### DO THIS
Go through the listing and pick out each line with the word "vychýlení" in it.

### SUPPLIED MATERIAL
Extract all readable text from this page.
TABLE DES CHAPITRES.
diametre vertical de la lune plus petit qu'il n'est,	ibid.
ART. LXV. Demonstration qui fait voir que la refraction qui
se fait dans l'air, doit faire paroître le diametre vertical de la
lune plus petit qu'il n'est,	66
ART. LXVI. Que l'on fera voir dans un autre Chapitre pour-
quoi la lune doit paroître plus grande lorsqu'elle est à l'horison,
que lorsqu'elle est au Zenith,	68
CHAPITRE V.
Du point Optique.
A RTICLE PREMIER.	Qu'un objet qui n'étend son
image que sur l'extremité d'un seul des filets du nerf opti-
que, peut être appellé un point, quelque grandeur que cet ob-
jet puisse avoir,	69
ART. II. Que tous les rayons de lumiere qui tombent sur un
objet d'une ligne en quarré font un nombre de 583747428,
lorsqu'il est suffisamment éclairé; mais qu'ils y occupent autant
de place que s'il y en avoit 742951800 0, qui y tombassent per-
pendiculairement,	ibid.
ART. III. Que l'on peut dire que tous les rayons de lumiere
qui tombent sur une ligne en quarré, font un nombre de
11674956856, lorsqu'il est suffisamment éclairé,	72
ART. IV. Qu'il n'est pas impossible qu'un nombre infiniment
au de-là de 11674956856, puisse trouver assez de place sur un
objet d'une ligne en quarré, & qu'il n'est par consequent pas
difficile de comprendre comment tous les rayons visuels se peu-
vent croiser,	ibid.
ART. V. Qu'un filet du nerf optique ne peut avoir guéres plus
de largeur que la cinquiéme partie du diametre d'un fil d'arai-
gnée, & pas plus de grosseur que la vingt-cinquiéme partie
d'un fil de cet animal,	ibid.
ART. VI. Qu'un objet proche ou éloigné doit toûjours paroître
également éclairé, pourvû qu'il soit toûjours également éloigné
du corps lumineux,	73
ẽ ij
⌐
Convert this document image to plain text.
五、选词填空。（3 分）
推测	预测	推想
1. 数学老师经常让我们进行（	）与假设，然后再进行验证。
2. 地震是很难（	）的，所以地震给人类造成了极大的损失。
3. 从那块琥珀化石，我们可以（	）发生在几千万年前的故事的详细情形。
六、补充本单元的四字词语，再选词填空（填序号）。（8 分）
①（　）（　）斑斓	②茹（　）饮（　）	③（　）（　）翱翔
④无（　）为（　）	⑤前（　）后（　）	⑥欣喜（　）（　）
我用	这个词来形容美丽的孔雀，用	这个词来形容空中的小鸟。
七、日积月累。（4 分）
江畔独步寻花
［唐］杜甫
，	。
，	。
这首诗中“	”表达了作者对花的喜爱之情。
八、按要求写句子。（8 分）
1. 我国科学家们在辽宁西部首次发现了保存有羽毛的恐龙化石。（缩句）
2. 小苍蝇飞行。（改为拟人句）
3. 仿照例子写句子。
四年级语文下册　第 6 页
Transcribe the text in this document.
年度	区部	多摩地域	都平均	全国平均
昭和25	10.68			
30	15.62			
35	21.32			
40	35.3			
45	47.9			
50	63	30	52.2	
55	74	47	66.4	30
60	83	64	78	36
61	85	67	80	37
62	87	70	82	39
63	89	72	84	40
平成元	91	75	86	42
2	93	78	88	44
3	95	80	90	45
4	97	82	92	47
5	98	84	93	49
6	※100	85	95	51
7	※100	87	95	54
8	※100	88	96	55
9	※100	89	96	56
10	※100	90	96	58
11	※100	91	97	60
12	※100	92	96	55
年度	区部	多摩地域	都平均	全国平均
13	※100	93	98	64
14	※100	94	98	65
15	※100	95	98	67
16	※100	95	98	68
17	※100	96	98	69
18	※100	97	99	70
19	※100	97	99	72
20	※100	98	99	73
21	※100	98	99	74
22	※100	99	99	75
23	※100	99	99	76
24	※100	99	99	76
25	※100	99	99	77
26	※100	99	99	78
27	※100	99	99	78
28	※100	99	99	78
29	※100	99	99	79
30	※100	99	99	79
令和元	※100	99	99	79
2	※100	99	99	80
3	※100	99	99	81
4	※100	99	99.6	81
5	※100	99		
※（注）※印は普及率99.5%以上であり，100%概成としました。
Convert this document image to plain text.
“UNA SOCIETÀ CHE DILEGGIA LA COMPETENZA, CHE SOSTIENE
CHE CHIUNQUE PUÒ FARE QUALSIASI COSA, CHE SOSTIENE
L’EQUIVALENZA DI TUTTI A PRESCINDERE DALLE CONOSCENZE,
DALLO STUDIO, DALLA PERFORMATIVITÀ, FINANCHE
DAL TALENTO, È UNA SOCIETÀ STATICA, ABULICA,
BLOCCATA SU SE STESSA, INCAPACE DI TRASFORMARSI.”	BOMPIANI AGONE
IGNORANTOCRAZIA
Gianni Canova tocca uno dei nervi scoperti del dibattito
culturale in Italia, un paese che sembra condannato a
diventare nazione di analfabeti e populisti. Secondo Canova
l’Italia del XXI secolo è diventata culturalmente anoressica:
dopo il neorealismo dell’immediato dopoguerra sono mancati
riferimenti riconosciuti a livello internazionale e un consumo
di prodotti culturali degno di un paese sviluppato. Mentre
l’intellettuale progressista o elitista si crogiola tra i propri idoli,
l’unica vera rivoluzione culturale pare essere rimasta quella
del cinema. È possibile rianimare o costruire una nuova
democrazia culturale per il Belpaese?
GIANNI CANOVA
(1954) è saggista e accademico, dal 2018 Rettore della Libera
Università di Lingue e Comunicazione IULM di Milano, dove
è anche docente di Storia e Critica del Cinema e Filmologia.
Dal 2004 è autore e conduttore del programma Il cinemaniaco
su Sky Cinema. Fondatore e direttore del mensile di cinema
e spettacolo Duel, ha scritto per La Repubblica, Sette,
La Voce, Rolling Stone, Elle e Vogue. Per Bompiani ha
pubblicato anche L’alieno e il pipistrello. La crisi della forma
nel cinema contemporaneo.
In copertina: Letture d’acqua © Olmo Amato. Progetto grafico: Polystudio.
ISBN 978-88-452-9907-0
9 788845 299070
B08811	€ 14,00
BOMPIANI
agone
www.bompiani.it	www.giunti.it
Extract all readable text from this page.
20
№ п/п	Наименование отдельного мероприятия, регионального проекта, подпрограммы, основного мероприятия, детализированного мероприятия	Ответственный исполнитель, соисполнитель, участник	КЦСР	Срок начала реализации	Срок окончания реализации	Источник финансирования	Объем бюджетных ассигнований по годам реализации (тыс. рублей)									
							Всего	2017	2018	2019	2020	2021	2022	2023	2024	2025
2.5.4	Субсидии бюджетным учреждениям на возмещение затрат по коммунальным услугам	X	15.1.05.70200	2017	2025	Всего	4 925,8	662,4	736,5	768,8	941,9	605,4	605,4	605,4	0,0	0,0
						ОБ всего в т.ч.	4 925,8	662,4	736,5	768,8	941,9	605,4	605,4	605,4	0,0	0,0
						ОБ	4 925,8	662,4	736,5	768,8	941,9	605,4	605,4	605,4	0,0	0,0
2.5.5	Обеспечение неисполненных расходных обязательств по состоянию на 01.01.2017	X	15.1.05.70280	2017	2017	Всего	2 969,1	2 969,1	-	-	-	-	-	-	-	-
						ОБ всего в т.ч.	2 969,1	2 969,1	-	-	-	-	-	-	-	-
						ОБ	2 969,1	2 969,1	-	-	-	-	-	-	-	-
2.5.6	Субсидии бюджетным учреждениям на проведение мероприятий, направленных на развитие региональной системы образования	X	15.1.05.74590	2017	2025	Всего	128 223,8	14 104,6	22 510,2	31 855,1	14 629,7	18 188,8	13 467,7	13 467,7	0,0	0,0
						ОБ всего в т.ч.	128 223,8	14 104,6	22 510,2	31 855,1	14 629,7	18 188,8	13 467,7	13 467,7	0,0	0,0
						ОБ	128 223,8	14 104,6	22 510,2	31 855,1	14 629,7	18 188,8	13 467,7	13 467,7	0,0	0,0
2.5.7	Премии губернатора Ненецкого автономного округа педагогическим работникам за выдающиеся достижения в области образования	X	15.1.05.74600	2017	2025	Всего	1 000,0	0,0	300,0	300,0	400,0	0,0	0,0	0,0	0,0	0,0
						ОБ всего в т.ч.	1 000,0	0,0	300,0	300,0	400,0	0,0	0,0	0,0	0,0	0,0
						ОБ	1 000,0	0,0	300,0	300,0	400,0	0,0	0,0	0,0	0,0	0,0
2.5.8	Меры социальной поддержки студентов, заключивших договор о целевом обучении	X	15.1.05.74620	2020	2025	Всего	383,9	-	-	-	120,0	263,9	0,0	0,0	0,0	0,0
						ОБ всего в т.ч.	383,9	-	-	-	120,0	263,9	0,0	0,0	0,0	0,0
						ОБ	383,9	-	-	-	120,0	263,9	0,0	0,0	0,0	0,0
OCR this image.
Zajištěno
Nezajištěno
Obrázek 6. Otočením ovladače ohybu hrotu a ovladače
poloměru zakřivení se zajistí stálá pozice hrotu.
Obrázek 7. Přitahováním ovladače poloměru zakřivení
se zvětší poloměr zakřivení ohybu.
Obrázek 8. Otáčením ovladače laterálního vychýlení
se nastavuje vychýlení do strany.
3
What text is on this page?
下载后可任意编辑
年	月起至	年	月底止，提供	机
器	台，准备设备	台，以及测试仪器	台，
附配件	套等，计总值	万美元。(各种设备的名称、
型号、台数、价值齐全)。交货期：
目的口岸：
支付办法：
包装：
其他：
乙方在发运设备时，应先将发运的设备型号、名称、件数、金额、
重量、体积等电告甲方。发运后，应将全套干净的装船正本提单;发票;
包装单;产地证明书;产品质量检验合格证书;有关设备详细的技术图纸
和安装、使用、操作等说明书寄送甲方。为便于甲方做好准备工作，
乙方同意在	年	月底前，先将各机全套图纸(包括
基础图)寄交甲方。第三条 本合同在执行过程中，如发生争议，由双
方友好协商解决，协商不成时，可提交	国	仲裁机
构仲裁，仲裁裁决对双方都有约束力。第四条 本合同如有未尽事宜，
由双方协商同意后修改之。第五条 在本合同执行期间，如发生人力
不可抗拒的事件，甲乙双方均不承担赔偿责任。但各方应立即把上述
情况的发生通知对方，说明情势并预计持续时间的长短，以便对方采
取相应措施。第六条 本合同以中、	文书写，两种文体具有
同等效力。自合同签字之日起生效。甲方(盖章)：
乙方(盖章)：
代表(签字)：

### FINISHED TASK
Obrázek 8. Otáčením ovladače laterálního vychýlení
se nastavuje vychýlení do strany.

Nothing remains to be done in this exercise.